--- begin ---

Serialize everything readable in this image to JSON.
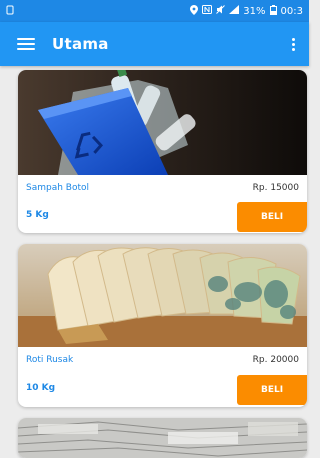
{
  "status_bar": {
    "battery": "31%",
    "time": "00:3"
  },
  "toolbar": {
    "title": "Utama"
  },
  "products": [
    {
      "name": "Sampah Botol",
      "price": "Rp. 15000",
      "weight": "5 Kg",
      "buy_label": "BELI",
      "image": "recycle-bin-bottles"
    },
    {
      "name": "Roti Rusak",
      "price": "Rp. 20000",
      "weight": "10 Kg",
      "buy_label": "BELI",
      "image": "moldy-bread"
    },
    {
      "image": "newspaper-stack"
    }
  ],
  "colors": {
    "toolbar": "#2196f3",
    "statusbar": "#1e88e5",
    "buy_button": "#fb8c00",
    "accent_text": "#1e88e5"
  }
}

--- end ---

Objective:
Omit every picture, and otherwise quote the entries exactly.

Solution to this problem:
Serialize everything readable in this image to JSON.
{
  "status_bar": {
    "battery": "31%",
    "time": "00:3"
  },
  "toolbar": {
    "title": "Utama"
  },
  "products": [
    {
      "name": "Sampah Botol",
      "price": "Rp. 15000",
      "weight": "5 Kg",
      "buy_label": "BELI",
      "image": "recycle-bin-bottles"
    },
    {
      "name": "Roti Rusak",
      "price": "Rp. 20000",
      "weight": "10 Kg",
      "buy_label": "BELI",
      "image": "moldy-bread"
    },
    {
      "image": "newspaper-stack"
    }
  ],
  "colors": {
    "toolbar": "#2196f3",
    "statusbar": "#1e88e5",
    "buy_button": "#fb8c00",
    "accent_text": "#1e88e5"
  }
}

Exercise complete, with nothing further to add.